Repeat the whole listing exactly as written.
--*--
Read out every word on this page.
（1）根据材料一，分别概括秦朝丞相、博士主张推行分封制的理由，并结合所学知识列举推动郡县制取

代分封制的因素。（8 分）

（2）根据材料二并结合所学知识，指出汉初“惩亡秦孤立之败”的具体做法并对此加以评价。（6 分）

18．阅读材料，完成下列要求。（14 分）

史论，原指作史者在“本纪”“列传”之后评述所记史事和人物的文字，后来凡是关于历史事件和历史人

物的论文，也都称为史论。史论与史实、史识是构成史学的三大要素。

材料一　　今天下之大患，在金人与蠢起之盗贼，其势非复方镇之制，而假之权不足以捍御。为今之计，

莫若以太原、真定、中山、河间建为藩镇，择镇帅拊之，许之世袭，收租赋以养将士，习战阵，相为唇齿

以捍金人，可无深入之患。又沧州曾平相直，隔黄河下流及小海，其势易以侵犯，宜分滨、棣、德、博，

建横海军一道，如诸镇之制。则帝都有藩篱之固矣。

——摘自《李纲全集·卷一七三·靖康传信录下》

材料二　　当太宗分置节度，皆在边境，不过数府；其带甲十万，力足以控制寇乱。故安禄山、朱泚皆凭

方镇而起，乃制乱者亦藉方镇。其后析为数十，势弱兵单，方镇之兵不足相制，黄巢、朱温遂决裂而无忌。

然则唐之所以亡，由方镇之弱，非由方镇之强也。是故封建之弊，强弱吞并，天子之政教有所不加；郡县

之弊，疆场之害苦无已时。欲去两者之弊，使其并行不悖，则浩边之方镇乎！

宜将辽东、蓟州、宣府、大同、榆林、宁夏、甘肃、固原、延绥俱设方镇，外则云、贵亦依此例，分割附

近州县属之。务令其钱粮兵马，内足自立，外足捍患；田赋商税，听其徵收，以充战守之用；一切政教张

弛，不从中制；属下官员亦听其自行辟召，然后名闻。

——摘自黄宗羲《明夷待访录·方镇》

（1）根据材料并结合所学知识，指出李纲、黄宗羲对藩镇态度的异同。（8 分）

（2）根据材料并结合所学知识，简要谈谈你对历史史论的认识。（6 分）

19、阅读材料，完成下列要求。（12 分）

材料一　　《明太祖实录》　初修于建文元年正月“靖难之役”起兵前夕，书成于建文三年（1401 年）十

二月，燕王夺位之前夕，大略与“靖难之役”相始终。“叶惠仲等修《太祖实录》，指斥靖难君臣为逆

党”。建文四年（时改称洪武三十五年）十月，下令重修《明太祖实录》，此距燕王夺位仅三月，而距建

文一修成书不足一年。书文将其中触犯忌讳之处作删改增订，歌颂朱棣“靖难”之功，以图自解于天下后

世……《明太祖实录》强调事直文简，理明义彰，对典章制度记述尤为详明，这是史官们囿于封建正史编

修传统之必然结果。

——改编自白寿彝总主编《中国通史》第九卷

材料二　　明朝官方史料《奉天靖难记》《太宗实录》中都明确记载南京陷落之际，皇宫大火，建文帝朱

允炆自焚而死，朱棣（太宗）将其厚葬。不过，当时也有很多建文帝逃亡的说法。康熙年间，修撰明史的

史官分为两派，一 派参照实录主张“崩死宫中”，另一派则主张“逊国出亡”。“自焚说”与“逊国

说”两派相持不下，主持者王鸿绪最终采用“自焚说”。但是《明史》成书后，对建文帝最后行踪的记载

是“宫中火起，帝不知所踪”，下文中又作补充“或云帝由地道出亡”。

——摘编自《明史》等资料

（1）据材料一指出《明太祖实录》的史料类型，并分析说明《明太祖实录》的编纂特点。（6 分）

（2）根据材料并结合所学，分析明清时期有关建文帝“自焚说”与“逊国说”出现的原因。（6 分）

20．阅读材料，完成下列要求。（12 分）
--*--
**Written answer**
Read out every word on this page.
（1）根据材料一，分别概括秦朝丞相、博士主张推行分封制的理由，并结合所学知识列举推动郡县制取

代分封制的因素。（8 分）

（2）根据材料二并结合所学知识，指出汉初“惩亡秦孤立之败”的具体做法并对此加以评价。（6 分）

18．阅读材料，完成下列要求。（14 分）

史论，原指作史者在“本纪”“列传”之后评述所记史事和人物的文字，后来凡是关于历史事件和历史人

物的论文，也都称为史论。史论与史实、史识是构成史学的三大要素。

材料一　　今天下之大患，在金人与蠢起之盗贼，其势非复方镇之制，而假之权不足以捍御。为今之计，

莫若以太原、真定、中山、河间建为藩镇，择镇帅拊之，许之世袭，收租赋以养将士，习战阵，相为唇齿

以捍金人，可无深入之患。又沧州曾平相直，隔黄河下流及小海，其势易以侵犯，宜分滨、棣、德、博，

建横海军一道，如诸镇之制。则帝都有藩篱之固矣。

——摘自《李纲全集·卷一七三·靖康传信录下》

材料二　　当太宗分置节度，皆在边境，不过数府；其带甲十万，力足以控制寇乱。故安禄山、朱泚皆凭

方镇而起，乃制乱者亦藉方镇。其后析为数十，势弱兵单，方镇之兵不足相制，黄巢、朱温遂决裂而无忌。

然则唐之所以亡，由方镇之弱，非由方镇之强也。是故封建之弊，强弱吞并，天子之政教有所不加；郡县

之弊，疆场之害苦无已时。欲去两者之弊，使其并行不悖，则浩边之方镇乎！

宜将辽东、蓟州、宣府、大同、榆林、宁夏、甘肃、固原、延绥俱设方镇，外则云、贵亦依此例，分割附

近州县属之。务令其钱粮兵马，内足自立，外足捍患；田赋商税，听其徵收，以充战守之用；一切政教张

弛，不从中制；属下官员亦听其自行辟召，然后名闻。

——摘自黄宗羲《明夷待访录·方镇》

（1）根据材料并结合所学知识，指出李纲、黄宗羲对藩镇态度的异同。（8 分）

（2）根据材料并结合所学知识，简要谈谈你对历史史论的认识。（6 分）

19、阅读材料，完成下列要求。（12 分）

材料一　　《明太祖实录》　初修于建文元年正月“靖难之役”起兵前夕，书成于建文三年（1401 年）十

二月，燕王夺位之前夕，大略与“靖难之役”相始终。“叶惠仲等修《太祖实录》，指斥靖难君臣为逆

党”。建文四年（时改称洪武三十五年）十月，下令重修《明太祖实录》，此距燕王夺位仅三月，而距建

文一修成书不足一年。书文将其中触犯忌讳之处作删改增订，歌颂朱棣“靖难”之功，以图自解于天下后

世……《明太祖实录》强调事直文简，理明义彰，对典章制度记述尤为详明，这是史官们囿于封建正史编

修传统之必然结果。

——改编自白寿彝总主编《中国通史》第九卷

材料二　　明朝官方史料《奉天靖难记》《太宗实录》中都明确记载南京陷落之际，皇宫大火，建文帝朱

允炆自焚而死，朱棣（太宗）将其厚葬。不过，当时也有很多建文帝逃亡的说法。康熙年间，修撰明史的

史官分为两派，一 派参照实录主张“崩死宫中”，另一派则主张“逊国出亡”。“自焚说”与“逊国

说”两派相持不下，主持者王鸿绪最终采用“自焚说”。但是《明史》成书后，对建文帝最后行踪的记载

是“宫中火起，帝不知所踪”，下文中又作补充“或云帝由地道出亡”。

——摘编自《明史》等资料

（1）据材料一指出《明太祖实录》的史料类型，并分析说明《明太祖实录》的编纂特点。（6 分）

（2）根据材料并结合所学，分析明清时期有关建文帝“自焚说”与“逊国说”出现的原因。（6 分）

20．阅读材料，完成下列要求。（12 分）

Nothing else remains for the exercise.